• _TASK DETAILS_:
Please retype the data in full and exactly; the pictures are not part of the copy.

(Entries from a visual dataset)
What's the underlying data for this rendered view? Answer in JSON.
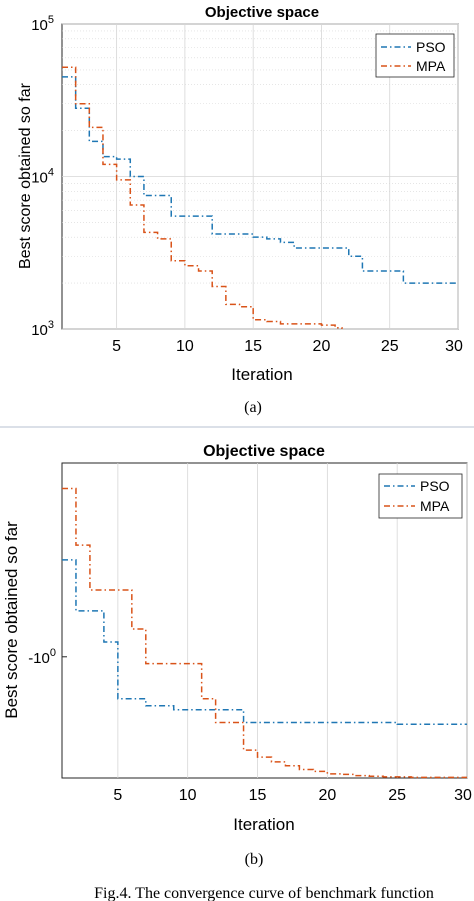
{
  "colors": {
    "pso": "#1f77b4",
    "mpa": "#d95319",
    "grid": "#d6d6d6",
    "axis": "#262626",
    "separator": "#cfd6e0"
  },
  "panel_a_label": "(a)",
  "panel_b_label": "(b)",
  "figure_caption": "Fig.4. The convergence curve of benchmark function",
  "chart_data": [
    {
      "type": "line",
      "title": "Objective space",
      "xlabel": "Iteration",
      "ylabel": "Best score obtained so far",
      "y_scale": "log",
      "xlim": [
        1,
        30
      ],
      "ylim": [
        1000,
        100000
      ],
      "x_ticks": [
        5,
        10,
        15,
        20,
        25,
        30
      ],
      "y_ticks": [
        {
          "value": 1000,
          "base": "10",
          "exp": "3"
        },
        {
          "value": 10000,
          "base": "10",
          "exp": "4"
        },
        {
          "value": 100000,
          "base": "10",
          "exp": "5"
        }
      ],
      "grid": true,
      "legend_position": "top-right",
      "series": [
        {
          "name": "PSO",
          "color_key": "pso",
          "style": "dashdot",
          "x": [
            1,
            2,
            3,
            4,
            5,
            6,
            7,
            8,
            9,
            10,
            11,
            12,
            13,
            14,
            15,
            16,
            17,
            18,
            19,
            20,
            21,
            22,
            23,
            24,
            25,
            26,
            27,
            28,
            29,
            30
          ],
          "y": [
            45000,
            28000,
            17000,
            13500,
            13000,
            10000,
            7500,
            7500,
            5500,
            5500,
            5500,
            4200,
            4200,
            4200,
            4000,
            3900,
            3700,
            3400,
            3400,
            3400,
            3400,
            3000,
            2400,
            2400,
            2400,
            2000,
            2000,
            2000,
            2000,
            2000
          ]
        },
        {
          "name": "MPA",
          "color_key": "mpa",
          "style": "dashdot",
          "x": [
            1,
            2,
            3,
            4,
            5,
            6,
            7,
            8,
            9,
            10,
            11,
            12,
            13,
            14,
            15,
            16,
            17,
            18,
            19,
            20,
            21,
            21.5
          ],
          "y": [
            52000,
            30000,
            21000,
            12000,
            9500,
            6500,
            4300,
            3900,
            2800,
            2600,
            2400,
            1900,
            1450,
            1400,
            1150,
            1120,
            1080,
            1080,
            1080,
            1060,
            1020,
            1000
          ]
        }
      ]
    },
    {
      "type": "line",
      "title": "Objective space",
      "xlabel": "Iteration",
      "ylabel": "Best score obtained so far",
      "y_scale": "log-negative",
      "xlim": [
        1,
        30
      ],
      "y_ticks": [
        {
          "value": -1,
          "base": "-10",
          "exp": "0"
        }
      ],
      "x_ticks": [
        5,
        10,
        15,
        20,
        25,
        30
      ],
      "grid": true,
      "legend_position": "top-right",
      "series": [
        {
          "name": "PSO",
          "color_key": "pso",
          "style": "dashdot",
          "x": [
            1,
            2,
            3,
            4,
            5,
            6,
            7,
            8,
            9,
            10,
            11,
            12,
            13,
            14,
            15,
            16,
            17,
            18,
            19,
            20,
            21,
            22,
            23,
            24,
            25,
            26,
            27,
            28,
            29,
            30
          ],
          "y": [
            -0.5,
            -0.72,
            -0.72,
            -0.9,
            -1.35,
            -1.35,
            -1.42,
            -1.42,
            -1.46,
            -1.46,
            -1.46,
            -1.46,
            -1.46,
            -1.6,
            -1.6,
            -1.6,
            -1.6,
            -1.6,
            -1.6,
            -1.6,
            -1.6,
            -1.6,
            -1.6,
            -1.6,
            -1.62,
            -1.62,
            -1.62,
            -1.62,
            -1.62,
            -1.62
          ]
        },
        {
          "name": "MPA",
          "color_key": "mpa",
          "style": "dashdot",
          "x": [
            1,
            2,
            3,
            4,
            5,
            6,
            7,
            8,
            9,
            10,
            11,
            12,
            13,
            14,
            15,
            16,
            17,
            18,
            19,
            20,
            21,
            22,
            23,
            24,
            25,
            26,
            27,
            28,
            29,
            30
          ],
          "y": [
            -0.3,
            -0.45,
            -0.62,
            -0.62,
            -0.62,
            -0.82,
            -1.05,
            -1.05,
            -1.05,
            -1.05,
            -1.35,
            -1.6,
            -1.6,
            -1.95,
            -2.05,
            -2.12,
            -2.18,
            -2.24,
            -2.27,
            -2.31,
            -2.32,
            -2.34,
            -2.35,
            -2.36,
            -2.36,
            -2.37,
            -2.37,
            -2.37,
            -2.37,
            -2.37
          ]
        }
      ]
    }
  ]
}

• _FINISHED TASK_:
What's the underlying data for this rendered view? Answer in JSON.
{
  "colors": {
    "pso": "#1f77b4",
    "mpa": "#d95319",
    "grid": "#d6d6d6",
    "axis": "#262626",
    "separator": "#cfd6e0"
  },
  "panel_a_label": "(a)",
  "panel_b_label": "(b)",
  "figure_caption": "Fig.4. The convergence curve of benchmark function",
  "chart_data": [
    {
      "type": "line",
      "title": "Objective space",
      "xlabel": "Iteration",
      "ylabel": "Best score obtained so far",
      "y_scale": "log",
      "xlim": [
        1,
        30
      ],
      "ylim": [
        1000,
        100000
      ],
      "x_ticks": [
        5,
        10,
        15,
        20,
        25,
        30
      ],
      "y_ticks": [
        {
          "value": 1000,
          "base": "10",
          "exp": "3"
        },
        {
          "value": 10000,
          "base": "10",
          "exp": "4"
        },
        {
          "value": 100000,
          "base": "10",
          "exp": "5"
        }
      ],
      "grid": true,
      "legend_position": "top-right",
      "series": [
        {
          "name": "PSO",
          "color_key": "pso",
          "style": "dashdot",
          "x": [
            1,
            2,
            3,
            4,
            5,
            6,
            7,
            8,
            9,
            10,
            11,
            12,
            13,
            14,
            15,
            16,
            17,
            18,
            19,
            20,
            21,
            22,
            23,
            24,
            25,
            26,
            27,
            28,
            29,
            30
          ],
          "y": [
            45000,
            28000,
            17000,
            13500,
            13000,
            10000,
            7500,
            7500,
            5500,
            5500,
            5500,
            4200,
            4200,
            4200,
            4000,
            3900,
            3700,
            3400,
            3400,
            3400,
            3400,
            3000,
            2400,
            2400,
            2400,
            2000,
            2000,
            2000,
            2000,
            2000
          ]
        },
        {
          "name": "MPA",
          "color_key": "mpa",
          "style": "dashdot",
          "x": [
            1,
            2,
            3,
            4,
            5,
            6,
            7,
            8,
            9,
            10,
            11,
            12,
            13,
            14,
            15,
            16,
            17,
            18,
            19,
            20,
            21,
            21.5
          ],
          "y": [
            52000,
            30000,
            21000,
            12000,
            9500,
            6500,
            4300,
            3900,
            2800,
            2600,
            2400,
            1900,
            1450,
            1400,
            1150,
            1120,
            1080,
            1080,
            1080,
            1060,
            1020,
            1000
          ]
        }
      ]
    },
    {
      "type": "line",
      "title": "Objective space",
      "xlabel": "Iteration",
      "ylabel": "Best score obtained so far",
      "y_scale": "log-negative",
      "xlim": [
        1,
        30
      ],
      "y_ticks": [
        {
          "value": -1,
          "base": "-10",
          "exp": "0"
        }
      ],
      "x_ticks": [
        5,
        10,
        15,
        20,
        25,
        30
      ],
      "grid": true,
      "legend_position": "top-right",
      "series": [
        {
          "name": "PSO",
          "color_key": "pso",
          "style": "dashdot",
          "x": [
            1,
            2,
            3,
            4,
            5,
            6,
            7,
            8,
            9,
            10,
            11,
            12,
            13,
            14,
            15,
            16,
            17,
            18,
            19,
            20,
            21,
            22,
            23,
            24,
            25,
            26,
            27,
            28,
            29,
            30
          ],
          "y": [
            -0.5,
            -0.72,
            -0.72,
            -0.9,
            -1.35,
            -1.35,
            -1.42,
            -1.42,
            -1.46,
            -1.46,
            -1.46,
            -1.46,
            -1.46,
            -1.6,
            -1.6,
            -1.6,
            -1.6,
            -1.6,
            -1.6,
            -1.6,
            -1.6,
            -1.6,
            -1.6,
            -1.6,
            -1.62,
            -1.62,
            -1.62,
            -1.62,
            -1.62,
            -1.62
          ]
        },
        {
          "name": "MPA",
          "color_key": "mpa",
          "style": "dashdot",
          "x": [
            1,
            2,
            3,
            4,
            5,
            6,
            7,
            8,
            9,
            10,
            11,
            12,
            13,
            14,
            15,
            16,
            17,
            18,
            19,
            20,
            21,
            22,
            23,
            24,
            25,
            26,
            27,
            28,
            29,
            30
          ],
          "y": [
            -0.3,
            -0.45,
            -0.62,
            -0.62,
            -0.62,
            -0.82,
            -1.05,
            -1.05,
            -1.05,
            -1.05,
            -1.35,
            -1.6,
            -1.6,
            -1.95,
            -2.05,
            -2.12,
            -2.18,
            -2.24,
            -2.27,
            -2.31,
            -2.32,
            -2.34,
            -2.35,
            -2.36,
            -2.36,
            -2.37,
            -2.37,
            -2.37,
            -2.37,
            -2.37
          ]
        }
      ]
    }
  ]
}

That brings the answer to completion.